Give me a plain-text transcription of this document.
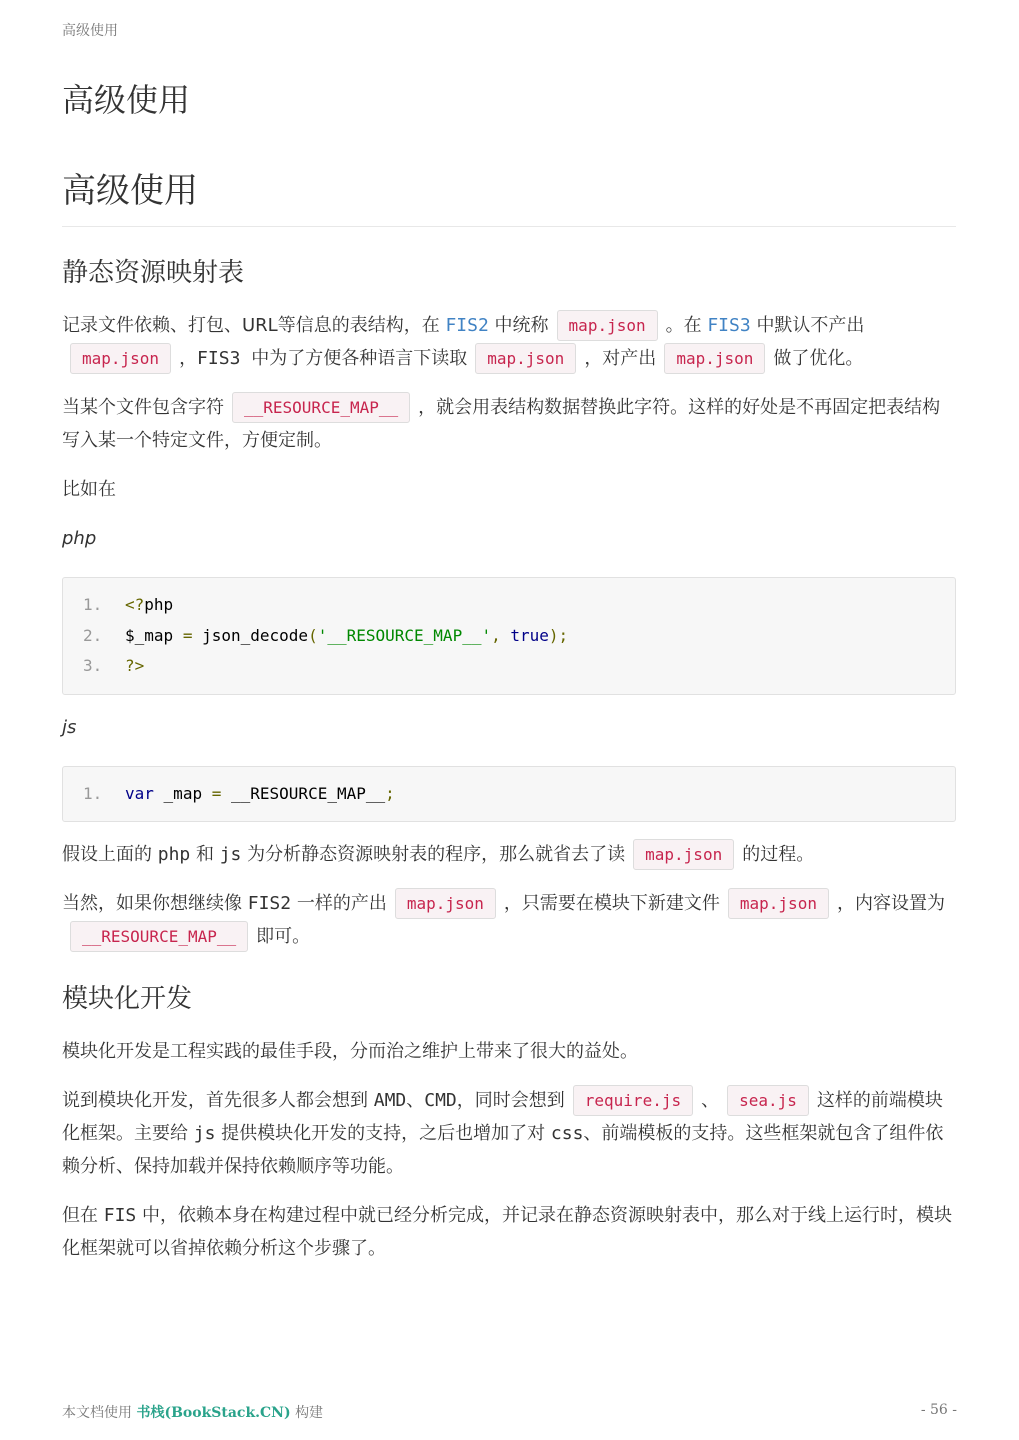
高级使用
高级使用
高级使用
静态资源映射表

记录文件依赖、打包、URL等信息的表结构，在 FIS2 中统称 map.json 。在 FIS3 中默认不产出map.json ，FIS3 中为了方便各种语言下读取 map.json ，对产出 map.json 做了优化。

当某个文件包含字符 __RESOURCE_MAP__ ，就会用表结构数据替换此字符。这样的好处是不再固定把表结构写入某一个特定文件，方便定制。

比如在

php

1. <?php
2. $_map = json_decode('__RESOURCE_MAP__', true);
3. ?>

js

1. var _map = __RESOURCE_MAP__;

假设上面的 php 和 js 为分析静态资源映射表的程序，那么就省去了读 map.json 的过程。

当然，如果你想继续像 FIS2 一样的产出 map.json ，只需要在模块下新建文件 map.json ，内容设置为__RESOURCE_MAP__ 即可。

模块化开发

模块化开发是工程实践的最佳手段，分而治之维护上带来了很大的益处。

说到模块化开发，首先很多人都会想到 AMD、CMD，同时会想到 require.js 、 sea.js 这样的前端模块化框架。主要给 js 提供模块化开发的支持，之后也增加了对 css、前端模板的支持。这些框架就包含了组件依赖分析、保持加载并保持依赖顺序等功能。

但在 FIS 中，依赖本身在构建过程中就已经分析完成，并记录在静态资源映射表中，那么对于线上运行时，模块化框架就可以省掉依赖分析这个步骤了。

本文档使用 书栈(BookStack.CN) 构建	- 56 -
++++++
Required task:
Copy out each line exactly, without the pictures.

Written response:
Give me a plain-text transcription of this document.
高级使用
高级使用
高级使用
静态资源映射表

记录文件依赖、打包、URL等信息的表结构，在 FIS2 中统称 map.json 。在 FIS3 中默认不产出map.json ，FIS3 中为了方便各种语言下读取 map.json ，对产出 map.json 做了优化。

当某个文件包含字符 __RESOURCE_MAP__ ，就会用表结构数据替换此字符。这样的好处是不再固定把表结构写入某一个特定文件，方便定制。

比如在

php

1. <?php
2. $_map = json_decode('__RESOURCE_MAP__', true);
3. ?>

js

1. var _map = __RESOURCE_MAP__;

假设上面的 php 和 js 为分析静态资源映射表的程序，那么就省去了读 map.json 的过程。

当然，如果你想继续像 FIS2 一样的产出 map.json ，只需要在模块下新建文件 map.json ，内容设置为__RESOURCE_MAP__ 即可。

模块化开发

模块化开发是工程实践的最佳手段，分而治之维护上带来了很大的益处。

说到模块化开发，首先很多人都会想到 AMD、CMD，同时会想到 require.js 、 sea.js 这样的前端模块化框架。主要给 js 提供模块化开发的支持，之后也增加了对 css、前端模板的支持。这些框架就包含了组件依赖分析、保持加载并保持依赖顺序等功能。

但在 FIS 中，依赖本身在构建过程中就已经分析完成，并记录在静态资源映射表中，那么对于线上运行时，模块化框架就可以省掉依赖分析这个步骤了。

本文档使用 书栈(BookStack.CN) 构建	- 56 -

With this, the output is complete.